Find the lines with "vejstriberne" in them and copy them out.

------------------------------------------------

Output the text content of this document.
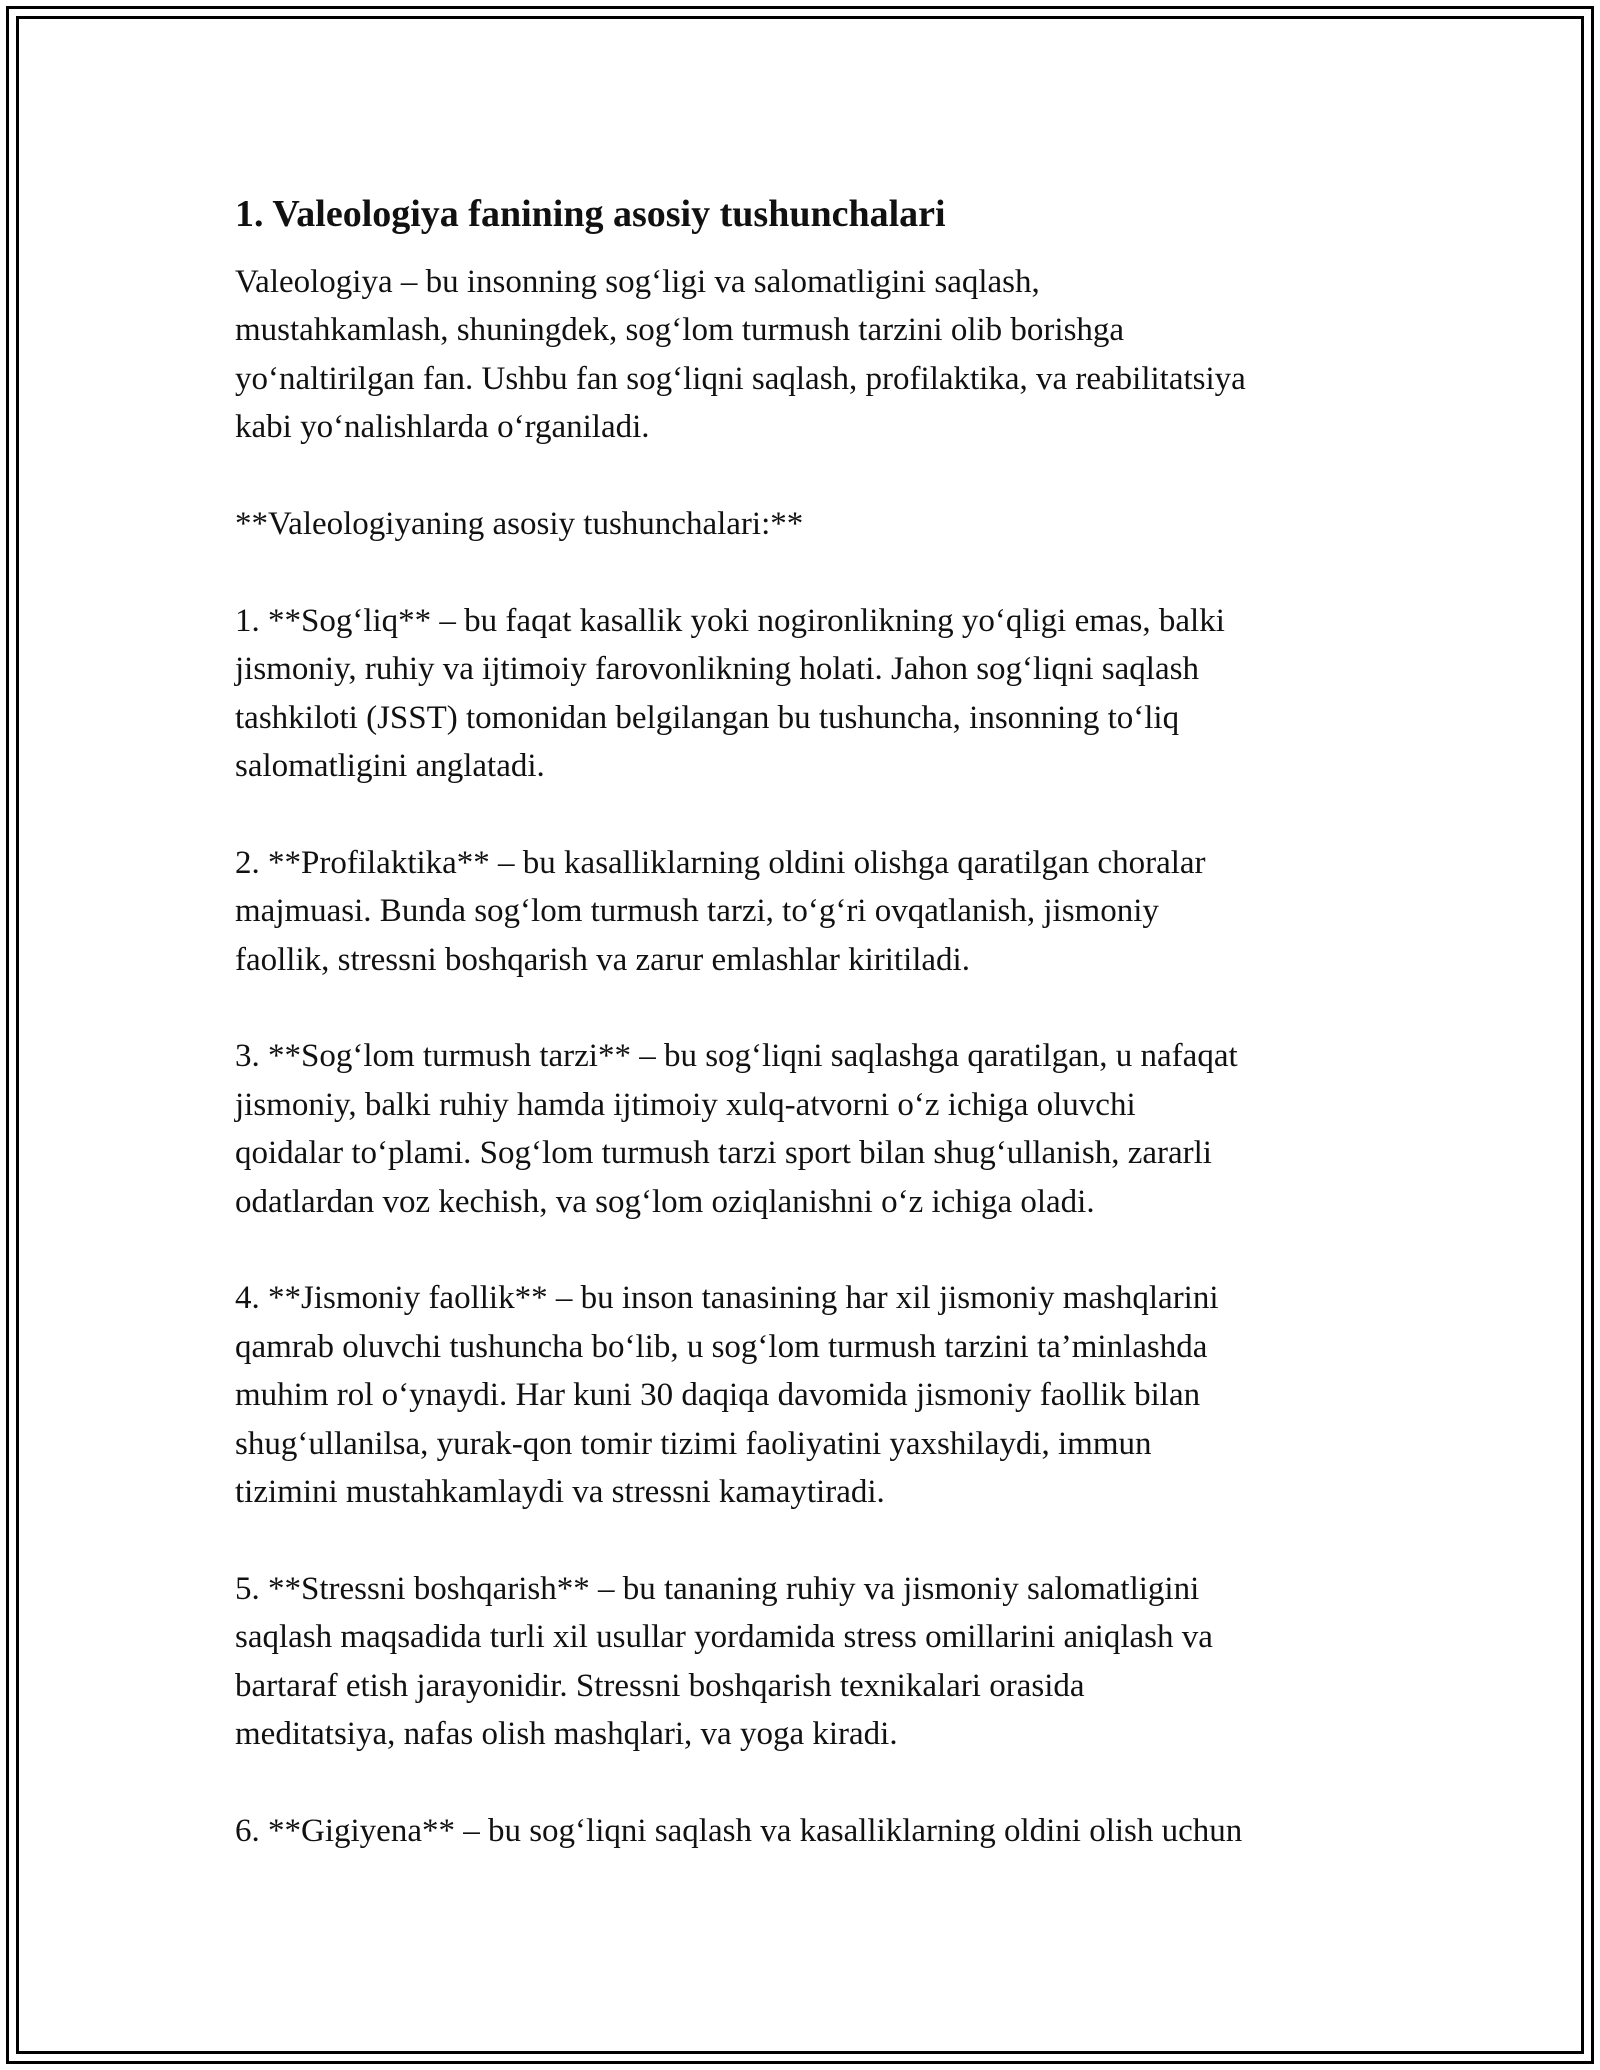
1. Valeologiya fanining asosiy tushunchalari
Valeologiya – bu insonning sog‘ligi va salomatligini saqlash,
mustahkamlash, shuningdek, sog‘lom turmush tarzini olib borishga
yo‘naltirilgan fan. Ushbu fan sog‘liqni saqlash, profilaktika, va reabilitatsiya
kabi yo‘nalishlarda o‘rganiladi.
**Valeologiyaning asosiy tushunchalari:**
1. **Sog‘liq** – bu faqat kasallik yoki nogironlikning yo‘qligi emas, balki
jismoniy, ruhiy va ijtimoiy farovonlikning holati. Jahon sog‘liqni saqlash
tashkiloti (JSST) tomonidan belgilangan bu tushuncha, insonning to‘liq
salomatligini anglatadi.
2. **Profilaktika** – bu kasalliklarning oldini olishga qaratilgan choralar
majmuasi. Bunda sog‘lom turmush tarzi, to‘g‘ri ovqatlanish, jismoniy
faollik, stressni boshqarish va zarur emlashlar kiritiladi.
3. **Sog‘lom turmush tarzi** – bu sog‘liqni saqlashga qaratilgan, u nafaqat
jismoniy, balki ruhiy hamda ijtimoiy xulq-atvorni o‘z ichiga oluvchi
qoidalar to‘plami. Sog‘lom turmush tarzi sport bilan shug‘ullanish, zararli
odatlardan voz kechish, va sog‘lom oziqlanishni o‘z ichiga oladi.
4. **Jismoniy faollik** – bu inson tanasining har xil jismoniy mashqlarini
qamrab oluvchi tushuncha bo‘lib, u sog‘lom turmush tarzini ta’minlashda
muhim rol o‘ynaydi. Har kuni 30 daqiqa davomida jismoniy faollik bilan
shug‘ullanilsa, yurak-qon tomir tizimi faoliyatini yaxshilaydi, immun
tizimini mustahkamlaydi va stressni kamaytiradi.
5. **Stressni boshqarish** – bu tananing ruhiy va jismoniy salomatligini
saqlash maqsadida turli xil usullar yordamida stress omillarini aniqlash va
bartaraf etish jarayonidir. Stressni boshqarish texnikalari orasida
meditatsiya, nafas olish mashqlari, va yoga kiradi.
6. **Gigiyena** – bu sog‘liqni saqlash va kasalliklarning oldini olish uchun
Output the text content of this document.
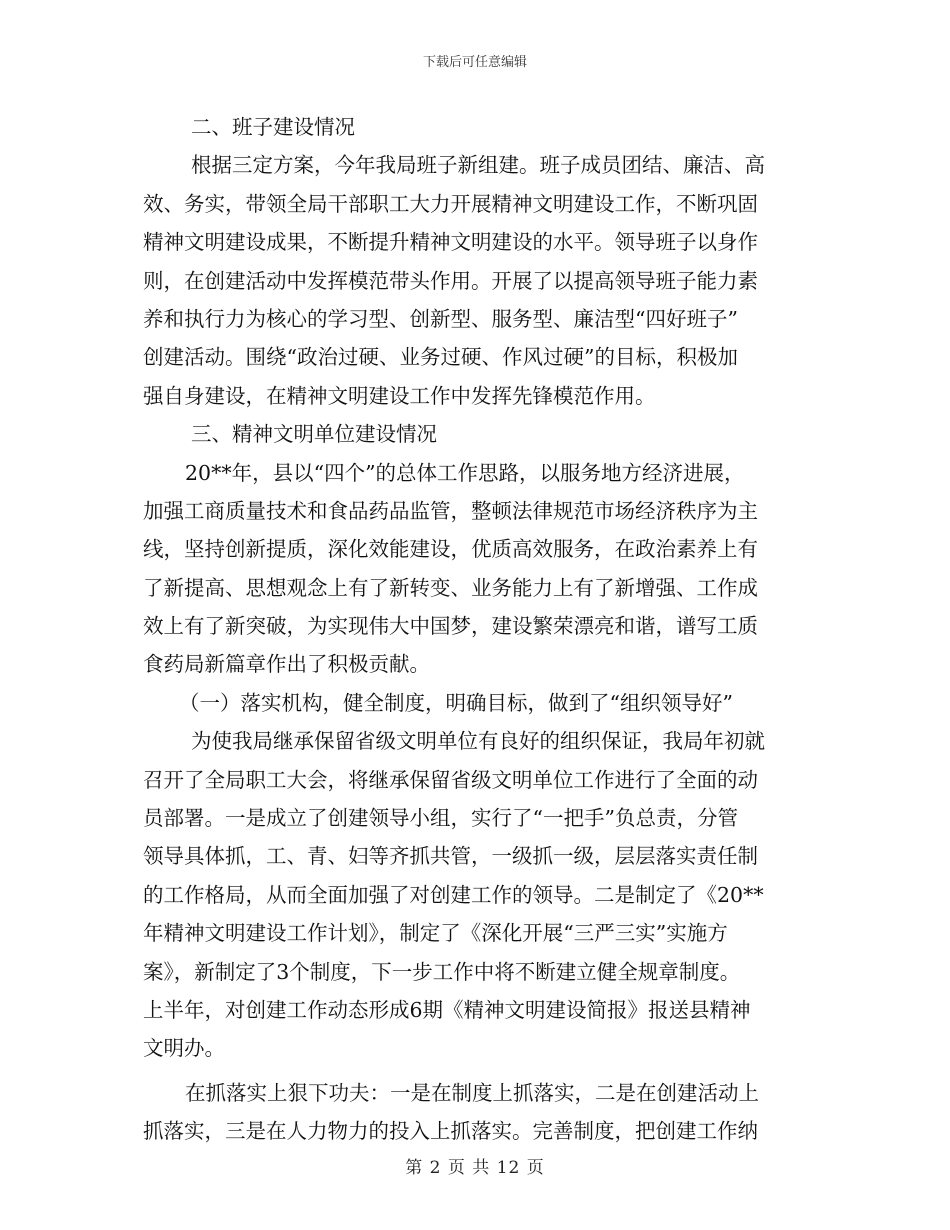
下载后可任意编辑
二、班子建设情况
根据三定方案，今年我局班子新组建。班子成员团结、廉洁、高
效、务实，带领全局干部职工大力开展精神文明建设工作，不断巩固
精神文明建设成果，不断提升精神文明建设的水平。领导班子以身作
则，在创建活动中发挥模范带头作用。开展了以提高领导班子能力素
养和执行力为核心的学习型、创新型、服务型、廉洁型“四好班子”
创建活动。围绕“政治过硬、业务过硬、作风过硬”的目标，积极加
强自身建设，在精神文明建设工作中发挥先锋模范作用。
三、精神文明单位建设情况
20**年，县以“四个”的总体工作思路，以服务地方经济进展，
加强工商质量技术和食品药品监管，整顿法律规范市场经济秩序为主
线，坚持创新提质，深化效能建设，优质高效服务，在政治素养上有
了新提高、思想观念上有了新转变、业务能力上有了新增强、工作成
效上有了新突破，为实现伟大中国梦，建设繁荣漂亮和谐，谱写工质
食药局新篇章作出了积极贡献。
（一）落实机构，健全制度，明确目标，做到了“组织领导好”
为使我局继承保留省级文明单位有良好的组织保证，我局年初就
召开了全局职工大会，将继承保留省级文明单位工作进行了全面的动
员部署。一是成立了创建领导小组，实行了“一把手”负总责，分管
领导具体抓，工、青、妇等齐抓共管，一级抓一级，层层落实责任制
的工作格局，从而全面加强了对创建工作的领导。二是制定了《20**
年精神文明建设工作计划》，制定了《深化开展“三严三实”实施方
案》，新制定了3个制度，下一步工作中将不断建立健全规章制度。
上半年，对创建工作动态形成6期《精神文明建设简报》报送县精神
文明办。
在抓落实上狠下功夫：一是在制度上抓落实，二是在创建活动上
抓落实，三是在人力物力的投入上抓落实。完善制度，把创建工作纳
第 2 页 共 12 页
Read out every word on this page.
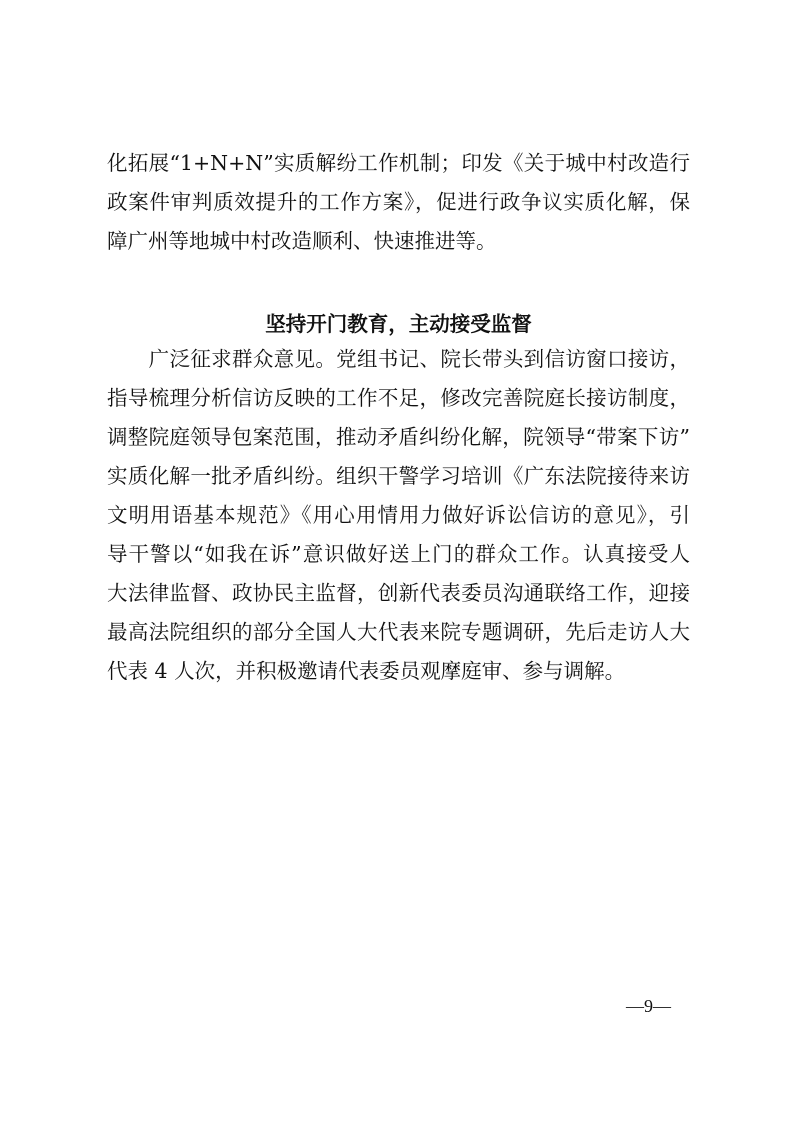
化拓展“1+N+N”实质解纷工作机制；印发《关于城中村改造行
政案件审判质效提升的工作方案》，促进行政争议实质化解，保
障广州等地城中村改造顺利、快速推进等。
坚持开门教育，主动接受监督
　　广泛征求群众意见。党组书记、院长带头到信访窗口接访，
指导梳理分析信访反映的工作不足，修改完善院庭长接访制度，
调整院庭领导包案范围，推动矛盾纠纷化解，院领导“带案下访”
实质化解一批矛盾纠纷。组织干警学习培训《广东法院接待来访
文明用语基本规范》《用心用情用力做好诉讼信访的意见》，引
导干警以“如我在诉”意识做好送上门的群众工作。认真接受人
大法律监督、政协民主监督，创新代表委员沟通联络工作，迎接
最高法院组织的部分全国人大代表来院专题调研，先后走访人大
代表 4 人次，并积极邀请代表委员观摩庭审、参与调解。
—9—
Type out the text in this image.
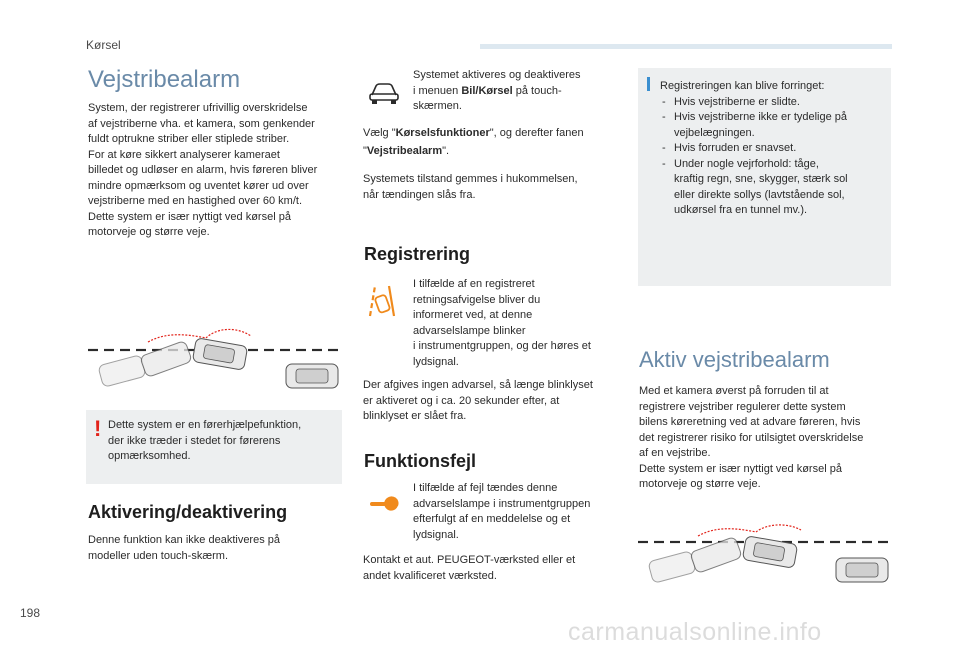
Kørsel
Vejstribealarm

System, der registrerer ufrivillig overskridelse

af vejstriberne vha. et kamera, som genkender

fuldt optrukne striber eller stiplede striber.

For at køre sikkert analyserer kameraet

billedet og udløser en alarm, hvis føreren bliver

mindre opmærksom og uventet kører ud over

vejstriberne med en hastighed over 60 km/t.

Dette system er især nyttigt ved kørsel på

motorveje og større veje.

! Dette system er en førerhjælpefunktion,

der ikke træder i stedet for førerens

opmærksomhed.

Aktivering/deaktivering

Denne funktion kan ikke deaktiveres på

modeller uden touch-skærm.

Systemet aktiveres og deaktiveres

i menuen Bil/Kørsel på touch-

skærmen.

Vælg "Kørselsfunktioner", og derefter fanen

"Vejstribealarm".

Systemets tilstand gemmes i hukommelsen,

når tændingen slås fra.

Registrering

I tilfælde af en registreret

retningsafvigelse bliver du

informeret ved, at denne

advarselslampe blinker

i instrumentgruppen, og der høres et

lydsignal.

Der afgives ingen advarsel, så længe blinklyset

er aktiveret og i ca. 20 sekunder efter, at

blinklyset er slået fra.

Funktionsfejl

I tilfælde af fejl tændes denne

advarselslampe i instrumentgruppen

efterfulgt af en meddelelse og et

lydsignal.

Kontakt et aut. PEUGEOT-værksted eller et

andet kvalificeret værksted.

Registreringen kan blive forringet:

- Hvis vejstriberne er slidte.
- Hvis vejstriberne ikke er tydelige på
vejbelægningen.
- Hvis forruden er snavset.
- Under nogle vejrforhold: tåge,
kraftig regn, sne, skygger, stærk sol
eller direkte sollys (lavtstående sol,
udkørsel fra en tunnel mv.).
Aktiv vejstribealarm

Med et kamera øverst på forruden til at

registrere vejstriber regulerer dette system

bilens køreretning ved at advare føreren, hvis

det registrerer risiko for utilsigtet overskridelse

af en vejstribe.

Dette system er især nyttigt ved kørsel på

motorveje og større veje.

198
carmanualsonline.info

------------------------------------------------

● Answer below
af vejstriberne vha. et kamera, som genkender
vejstriberne med en hastighed over 60 km/t.
- Hvis vejstriberne er slidte.
- Hvis vejstriberne ikke er tydelige på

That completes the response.